>> Start Records

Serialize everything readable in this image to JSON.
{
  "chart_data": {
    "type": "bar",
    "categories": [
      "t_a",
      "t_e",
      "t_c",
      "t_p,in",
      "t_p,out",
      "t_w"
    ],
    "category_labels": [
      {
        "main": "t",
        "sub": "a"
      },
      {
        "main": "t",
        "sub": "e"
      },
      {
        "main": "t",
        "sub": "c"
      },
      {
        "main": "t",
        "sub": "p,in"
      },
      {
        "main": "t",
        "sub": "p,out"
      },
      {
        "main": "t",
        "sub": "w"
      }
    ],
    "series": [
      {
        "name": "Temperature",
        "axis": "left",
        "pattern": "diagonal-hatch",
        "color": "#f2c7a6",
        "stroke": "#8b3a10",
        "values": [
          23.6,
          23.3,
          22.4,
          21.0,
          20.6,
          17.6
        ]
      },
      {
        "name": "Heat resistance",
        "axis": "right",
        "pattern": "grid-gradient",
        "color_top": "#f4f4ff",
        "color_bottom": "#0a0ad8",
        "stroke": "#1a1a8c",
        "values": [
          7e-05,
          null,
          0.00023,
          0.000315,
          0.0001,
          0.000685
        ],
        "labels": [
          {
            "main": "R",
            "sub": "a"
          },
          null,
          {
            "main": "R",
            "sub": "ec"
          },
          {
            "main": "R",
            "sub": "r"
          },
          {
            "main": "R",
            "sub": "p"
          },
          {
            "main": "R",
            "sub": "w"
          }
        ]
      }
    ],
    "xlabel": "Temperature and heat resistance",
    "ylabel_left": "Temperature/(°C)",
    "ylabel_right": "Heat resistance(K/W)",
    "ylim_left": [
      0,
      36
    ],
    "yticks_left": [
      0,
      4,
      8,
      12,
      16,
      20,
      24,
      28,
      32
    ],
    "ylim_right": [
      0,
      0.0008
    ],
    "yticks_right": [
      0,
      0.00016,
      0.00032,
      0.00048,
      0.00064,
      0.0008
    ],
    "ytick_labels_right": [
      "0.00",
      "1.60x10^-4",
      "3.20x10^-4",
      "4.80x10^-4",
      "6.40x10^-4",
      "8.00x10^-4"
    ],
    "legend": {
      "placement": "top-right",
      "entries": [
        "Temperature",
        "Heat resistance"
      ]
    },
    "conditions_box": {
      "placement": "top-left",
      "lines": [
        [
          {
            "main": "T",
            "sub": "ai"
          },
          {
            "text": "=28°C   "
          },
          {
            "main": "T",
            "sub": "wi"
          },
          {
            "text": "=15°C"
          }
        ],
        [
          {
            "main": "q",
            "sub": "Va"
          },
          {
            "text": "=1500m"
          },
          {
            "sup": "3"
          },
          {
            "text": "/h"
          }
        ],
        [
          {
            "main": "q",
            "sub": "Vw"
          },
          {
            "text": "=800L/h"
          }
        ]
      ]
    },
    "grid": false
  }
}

>> End Records

▶ **Exercise**
Repeat the records exactly, including every line.

▶ **Response**
Serialize everything readable in this image to JSON.
{
  "chart_data": {
    "type": "bar",
    "categories": [
      "t_a",
      "t_e",
      "t_c",
      "t_p,in",
      "t_p,out",
      "t_w"
    ],
    "category_labels": [
      {
        "main": "t",
        "sub": "a"
      },
      {
        "main": "t",
        "sub": "e"
      },
      {
        "main": "t",
        "sub": "c"
      },
      {
        "main": "t",
        "sub": "p,in"
      },
      {
        "main": "t",
        "sub": "p,out"
      },
      {
        "main": "t",
        "sub": "w"
      }
    ],
    "series": [
      {
        "name": "Temperature",
        "axis": "left",
        "pattern": "diagonal-hatch",
        "color": "#f2c7a6",
        "stroke": "#8b3a10",
        "values": [
          23.6,
          23.3,
          22.4,
          21.0,
          20.6,
          17.6
        ]
      },
      {
        "name": "Heat resistance",
        "axis": "right",
        "pattern": "grid-gradient",
        "color_top": "#f4f4ff",
        "color_bottom": "#0a0ad8",
        "stroke": "#1a1a8c",
        "values": [
          7e-05,
          null,
          0.00023,
          0.000315,
          0.0001,
          0.000685
        ],
        "labels": [
          {
            "main": "R",
            "sub": "a"
          },
          null,
          {
            "main": "R",
            "sub": "ec"
          },
          {
            "main": "R",
            "sub": "r"
          },
          {
            "main": "R",
            "sub": "p"
          },
          {
            "main": "R",
            "sub": "w"
          }
        ]
      }
    ],
    "xlabel": "Temperature and heat resistance",
    "ylabel_left": "Temperature/(°C)",
    "ylabel_right": "Heat resistance(K/W)",
    "ylim_left": [
      0,
      36
    ],
    "yticks_left": [
      0,
      4,
      8,
      12,
      16,
      20,
      24,
      28,
      32
    ],
    "ylim_right": [
      0,
      0.0008
    ],
    "yticks_right": [
      0,
      0.00016,
      0.00032,
      0.00048,
      0.00064,
      0.0008
    ],
    "ytick_labels_right": [
      "0.00",
      "1.60x10^-4",
      "3.20x10^-4",
      "4.80x10^-4",
      "6.40x10^-4",
      "8.00x10^-4"
    ],
    "legend": {
      "placement": "top-right",
      "entries": [
        "Temperature",
        "Heat resistance"
      ]
    },
    "conditions_box": {
      "placement": "top-left",
      "lines": [
        [
          {
            "main": "T",
            "sub": "ai"
          },
          {
            "text": "=28°C   "
          },
          {
            "main": "T",
            "sub": "wi"
          },
          {
            "text": "=15°C"
          }
        ],
        [
          {
            "main": "q",
            "sub": "Va"
          },
          {
            "text": "=1500m"
          },
          {
            "sup": "3"
          },
          {
            "text": "/h"
          }
        ],
        [
          {
            "main": "q",
            "sub": "Vw"
          },
          {
            "text": "=800L/h"
          }
        ]
      ]
    },
    "grid": false
  }
}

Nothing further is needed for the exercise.